## INSTRUCTIONS TO FOLLOW
Only the number is wanted: how many lines in the data contain "Humidity"?

Begin MATERIAL FOR THIS TASK

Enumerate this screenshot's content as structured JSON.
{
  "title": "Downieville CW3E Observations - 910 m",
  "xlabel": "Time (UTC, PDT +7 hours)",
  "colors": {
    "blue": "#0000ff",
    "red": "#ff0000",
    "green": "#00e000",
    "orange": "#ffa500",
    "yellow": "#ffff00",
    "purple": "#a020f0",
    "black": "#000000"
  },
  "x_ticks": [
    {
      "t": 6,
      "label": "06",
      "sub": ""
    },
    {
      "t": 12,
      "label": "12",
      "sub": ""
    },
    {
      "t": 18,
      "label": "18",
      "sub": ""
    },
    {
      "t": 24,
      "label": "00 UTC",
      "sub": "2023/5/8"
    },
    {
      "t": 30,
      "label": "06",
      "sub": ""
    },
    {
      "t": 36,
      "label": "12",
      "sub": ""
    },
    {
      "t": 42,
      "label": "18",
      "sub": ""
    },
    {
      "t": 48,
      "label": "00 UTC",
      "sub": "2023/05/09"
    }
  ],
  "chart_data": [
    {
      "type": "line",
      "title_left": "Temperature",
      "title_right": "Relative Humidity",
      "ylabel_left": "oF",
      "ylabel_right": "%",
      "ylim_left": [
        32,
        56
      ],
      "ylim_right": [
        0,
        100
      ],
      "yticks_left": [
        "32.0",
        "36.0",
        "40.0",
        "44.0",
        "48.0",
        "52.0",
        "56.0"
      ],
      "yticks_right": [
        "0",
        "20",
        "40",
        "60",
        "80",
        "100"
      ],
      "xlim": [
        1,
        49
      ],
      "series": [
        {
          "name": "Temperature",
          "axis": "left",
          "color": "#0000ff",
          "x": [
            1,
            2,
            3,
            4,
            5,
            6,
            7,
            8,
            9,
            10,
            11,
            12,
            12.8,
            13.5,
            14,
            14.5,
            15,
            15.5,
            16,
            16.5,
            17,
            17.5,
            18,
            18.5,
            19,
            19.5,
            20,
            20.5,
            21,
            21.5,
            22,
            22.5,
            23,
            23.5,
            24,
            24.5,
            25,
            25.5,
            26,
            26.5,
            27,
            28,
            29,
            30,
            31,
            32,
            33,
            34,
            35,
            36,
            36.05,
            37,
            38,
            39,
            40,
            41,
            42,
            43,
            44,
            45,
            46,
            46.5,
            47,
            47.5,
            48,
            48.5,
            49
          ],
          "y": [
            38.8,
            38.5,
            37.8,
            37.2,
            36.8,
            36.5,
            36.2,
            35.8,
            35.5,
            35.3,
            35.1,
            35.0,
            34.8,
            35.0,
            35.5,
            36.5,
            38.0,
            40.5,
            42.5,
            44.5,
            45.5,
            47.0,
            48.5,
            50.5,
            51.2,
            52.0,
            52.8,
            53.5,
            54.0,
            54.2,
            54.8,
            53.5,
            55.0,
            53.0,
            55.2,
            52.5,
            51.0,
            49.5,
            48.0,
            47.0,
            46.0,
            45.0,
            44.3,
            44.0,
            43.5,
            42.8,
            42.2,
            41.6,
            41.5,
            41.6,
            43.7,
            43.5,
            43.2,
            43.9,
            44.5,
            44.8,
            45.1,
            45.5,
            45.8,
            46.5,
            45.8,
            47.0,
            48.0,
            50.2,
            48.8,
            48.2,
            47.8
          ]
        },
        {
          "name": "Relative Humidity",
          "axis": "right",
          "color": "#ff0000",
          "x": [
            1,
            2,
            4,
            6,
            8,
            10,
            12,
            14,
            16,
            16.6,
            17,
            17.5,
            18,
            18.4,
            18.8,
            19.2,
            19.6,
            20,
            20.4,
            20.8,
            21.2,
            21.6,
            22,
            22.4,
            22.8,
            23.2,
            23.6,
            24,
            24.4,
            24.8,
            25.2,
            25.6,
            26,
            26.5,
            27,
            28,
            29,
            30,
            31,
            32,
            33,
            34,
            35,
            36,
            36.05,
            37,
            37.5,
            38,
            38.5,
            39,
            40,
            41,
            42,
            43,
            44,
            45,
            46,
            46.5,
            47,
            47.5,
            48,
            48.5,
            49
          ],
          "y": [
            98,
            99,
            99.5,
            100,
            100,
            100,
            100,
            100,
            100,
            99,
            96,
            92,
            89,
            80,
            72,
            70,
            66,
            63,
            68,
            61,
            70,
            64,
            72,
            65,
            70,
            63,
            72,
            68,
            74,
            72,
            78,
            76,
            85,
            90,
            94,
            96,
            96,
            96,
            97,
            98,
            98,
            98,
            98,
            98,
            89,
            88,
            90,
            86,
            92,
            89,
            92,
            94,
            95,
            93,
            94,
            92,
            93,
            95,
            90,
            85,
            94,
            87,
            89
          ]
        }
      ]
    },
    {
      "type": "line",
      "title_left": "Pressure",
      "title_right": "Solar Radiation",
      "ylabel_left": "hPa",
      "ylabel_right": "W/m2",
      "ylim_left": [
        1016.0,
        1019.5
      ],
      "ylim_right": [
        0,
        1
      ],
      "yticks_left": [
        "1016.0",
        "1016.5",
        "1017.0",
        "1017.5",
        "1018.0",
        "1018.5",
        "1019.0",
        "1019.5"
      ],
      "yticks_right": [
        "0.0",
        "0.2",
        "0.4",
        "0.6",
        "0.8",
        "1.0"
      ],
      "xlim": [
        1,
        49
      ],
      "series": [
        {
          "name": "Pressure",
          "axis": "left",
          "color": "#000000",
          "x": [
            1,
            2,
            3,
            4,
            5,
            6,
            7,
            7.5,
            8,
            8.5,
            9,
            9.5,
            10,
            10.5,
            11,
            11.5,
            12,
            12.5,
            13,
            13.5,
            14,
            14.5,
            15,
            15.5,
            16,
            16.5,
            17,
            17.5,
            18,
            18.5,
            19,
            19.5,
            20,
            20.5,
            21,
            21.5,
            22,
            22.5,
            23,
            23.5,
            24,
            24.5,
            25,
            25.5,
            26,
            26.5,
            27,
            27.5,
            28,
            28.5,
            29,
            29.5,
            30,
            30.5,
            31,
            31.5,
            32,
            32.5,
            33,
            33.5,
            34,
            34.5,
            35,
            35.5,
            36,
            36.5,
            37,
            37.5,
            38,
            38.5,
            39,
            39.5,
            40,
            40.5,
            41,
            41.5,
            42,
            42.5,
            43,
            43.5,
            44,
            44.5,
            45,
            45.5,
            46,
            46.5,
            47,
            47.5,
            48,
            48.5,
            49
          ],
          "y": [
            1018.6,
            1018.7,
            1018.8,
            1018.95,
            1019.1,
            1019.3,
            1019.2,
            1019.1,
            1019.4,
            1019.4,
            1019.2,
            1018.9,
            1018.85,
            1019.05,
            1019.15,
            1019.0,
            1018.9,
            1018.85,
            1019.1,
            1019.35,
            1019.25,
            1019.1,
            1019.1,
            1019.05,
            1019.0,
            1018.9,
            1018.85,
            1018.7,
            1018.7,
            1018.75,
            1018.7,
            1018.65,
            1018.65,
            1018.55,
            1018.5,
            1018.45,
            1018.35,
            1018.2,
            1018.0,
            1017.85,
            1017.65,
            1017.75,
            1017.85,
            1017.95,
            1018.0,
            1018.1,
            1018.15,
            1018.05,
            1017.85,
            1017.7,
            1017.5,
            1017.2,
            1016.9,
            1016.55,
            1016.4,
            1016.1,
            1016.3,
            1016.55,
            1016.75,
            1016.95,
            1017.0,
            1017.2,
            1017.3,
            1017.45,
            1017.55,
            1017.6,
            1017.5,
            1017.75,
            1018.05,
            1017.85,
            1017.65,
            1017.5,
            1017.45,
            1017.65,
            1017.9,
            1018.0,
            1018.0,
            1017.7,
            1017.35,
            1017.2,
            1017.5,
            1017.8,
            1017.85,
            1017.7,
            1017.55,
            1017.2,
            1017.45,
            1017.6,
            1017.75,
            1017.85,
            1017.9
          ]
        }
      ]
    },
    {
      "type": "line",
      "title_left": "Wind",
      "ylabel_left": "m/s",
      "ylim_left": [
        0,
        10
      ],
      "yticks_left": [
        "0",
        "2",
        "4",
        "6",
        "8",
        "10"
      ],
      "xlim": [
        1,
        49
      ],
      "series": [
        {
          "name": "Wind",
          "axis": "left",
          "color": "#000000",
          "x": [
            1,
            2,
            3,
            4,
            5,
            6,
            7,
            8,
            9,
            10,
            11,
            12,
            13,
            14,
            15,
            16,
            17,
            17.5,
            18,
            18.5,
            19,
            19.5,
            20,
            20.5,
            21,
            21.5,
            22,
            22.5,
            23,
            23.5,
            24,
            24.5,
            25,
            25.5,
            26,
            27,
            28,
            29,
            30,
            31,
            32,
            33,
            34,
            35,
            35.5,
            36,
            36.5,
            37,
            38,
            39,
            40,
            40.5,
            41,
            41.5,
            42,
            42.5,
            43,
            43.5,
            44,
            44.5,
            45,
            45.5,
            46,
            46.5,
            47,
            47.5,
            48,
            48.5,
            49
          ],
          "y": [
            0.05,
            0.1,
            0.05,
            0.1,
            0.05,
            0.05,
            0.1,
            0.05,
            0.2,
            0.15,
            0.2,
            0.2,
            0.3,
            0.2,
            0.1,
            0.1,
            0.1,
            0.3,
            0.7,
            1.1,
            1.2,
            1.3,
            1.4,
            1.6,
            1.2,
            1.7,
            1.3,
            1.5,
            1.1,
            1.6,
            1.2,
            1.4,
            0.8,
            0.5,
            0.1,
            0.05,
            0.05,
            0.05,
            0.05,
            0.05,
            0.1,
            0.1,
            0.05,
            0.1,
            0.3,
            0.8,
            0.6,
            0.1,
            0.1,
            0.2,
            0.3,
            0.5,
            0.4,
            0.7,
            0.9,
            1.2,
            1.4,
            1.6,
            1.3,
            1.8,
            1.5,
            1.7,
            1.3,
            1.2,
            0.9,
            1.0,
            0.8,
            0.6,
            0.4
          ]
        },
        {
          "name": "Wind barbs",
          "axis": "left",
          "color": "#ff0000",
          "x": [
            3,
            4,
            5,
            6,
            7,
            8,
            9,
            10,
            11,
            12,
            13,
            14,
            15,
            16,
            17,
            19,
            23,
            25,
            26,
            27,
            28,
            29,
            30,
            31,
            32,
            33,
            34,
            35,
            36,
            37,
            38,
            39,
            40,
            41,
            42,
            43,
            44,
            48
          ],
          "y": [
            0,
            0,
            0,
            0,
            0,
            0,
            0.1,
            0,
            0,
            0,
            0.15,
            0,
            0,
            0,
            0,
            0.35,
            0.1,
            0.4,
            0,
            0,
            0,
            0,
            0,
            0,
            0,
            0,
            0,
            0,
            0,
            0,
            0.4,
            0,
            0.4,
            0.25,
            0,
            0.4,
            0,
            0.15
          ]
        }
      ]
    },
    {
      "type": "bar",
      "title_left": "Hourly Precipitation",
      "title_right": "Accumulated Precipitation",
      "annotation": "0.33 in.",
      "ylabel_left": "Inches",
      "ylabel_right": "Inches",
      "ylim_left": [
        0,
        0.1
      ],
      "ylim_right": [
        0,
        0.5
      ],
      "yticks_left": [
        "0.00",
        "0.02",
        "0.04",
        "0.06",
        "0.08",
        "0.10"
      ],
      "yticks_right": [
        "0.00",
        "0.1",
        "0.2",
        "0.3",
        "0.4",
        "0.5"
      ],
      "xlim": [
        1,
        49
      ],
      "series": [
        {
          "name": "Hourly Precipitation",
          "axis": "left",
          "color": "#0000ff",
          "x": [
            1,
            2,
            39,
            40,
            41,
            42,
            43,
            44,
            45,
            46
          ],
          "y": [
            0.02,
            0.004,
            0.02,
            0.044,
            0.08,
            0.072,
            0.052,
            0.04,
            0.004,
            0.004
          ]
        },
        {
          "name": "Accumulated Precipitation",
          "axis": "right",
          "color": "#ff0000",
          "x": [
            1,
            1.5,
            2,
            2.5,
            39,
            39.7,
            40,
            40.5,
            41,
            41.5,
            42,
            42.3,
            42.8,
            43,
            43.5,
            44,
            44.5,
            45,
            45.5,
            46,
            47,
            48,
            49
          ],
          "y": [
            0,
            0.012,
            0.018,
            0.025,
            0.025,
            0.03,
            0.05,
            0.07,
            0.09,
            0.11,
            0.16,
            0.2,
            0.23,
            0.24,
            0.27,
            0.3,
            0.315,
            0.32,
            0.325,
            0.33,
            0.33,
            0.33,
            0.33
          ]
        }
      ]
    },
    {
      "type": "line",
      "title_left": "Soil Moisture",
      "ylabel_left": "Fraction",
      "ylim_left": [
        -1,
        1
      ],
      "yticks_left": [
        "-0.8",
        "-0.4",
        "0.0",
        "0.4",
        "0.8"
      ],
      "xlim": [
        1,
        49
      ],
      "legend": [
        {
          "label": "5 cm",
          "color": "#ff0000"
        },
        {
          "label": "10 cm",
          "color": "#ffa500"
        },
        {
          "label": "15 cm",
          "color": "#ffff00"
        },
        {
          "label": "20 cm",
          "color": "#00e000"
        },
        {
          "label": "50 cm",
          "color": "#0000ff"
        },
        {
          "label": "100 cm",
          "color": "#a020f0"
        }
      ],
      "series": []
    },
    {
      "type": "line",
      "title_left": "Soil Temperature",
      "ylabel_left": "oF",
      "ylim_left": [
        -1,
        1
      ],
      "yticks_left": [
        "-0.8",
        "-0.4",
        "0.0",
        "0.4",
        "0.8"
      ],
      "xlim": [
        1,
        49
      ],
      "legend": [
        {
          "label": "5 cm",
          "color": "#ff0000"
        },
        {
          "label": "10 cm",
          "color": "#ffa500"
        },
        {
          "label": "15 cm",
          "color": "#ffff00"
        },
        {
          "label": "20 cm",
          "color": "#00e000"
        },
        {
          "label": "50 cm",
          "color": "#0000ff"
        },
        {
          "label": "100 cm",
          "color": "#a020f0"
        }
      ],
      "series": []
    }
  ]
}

End MATERIAL FOR THIS TASK

## EXERCISE ANSWER
2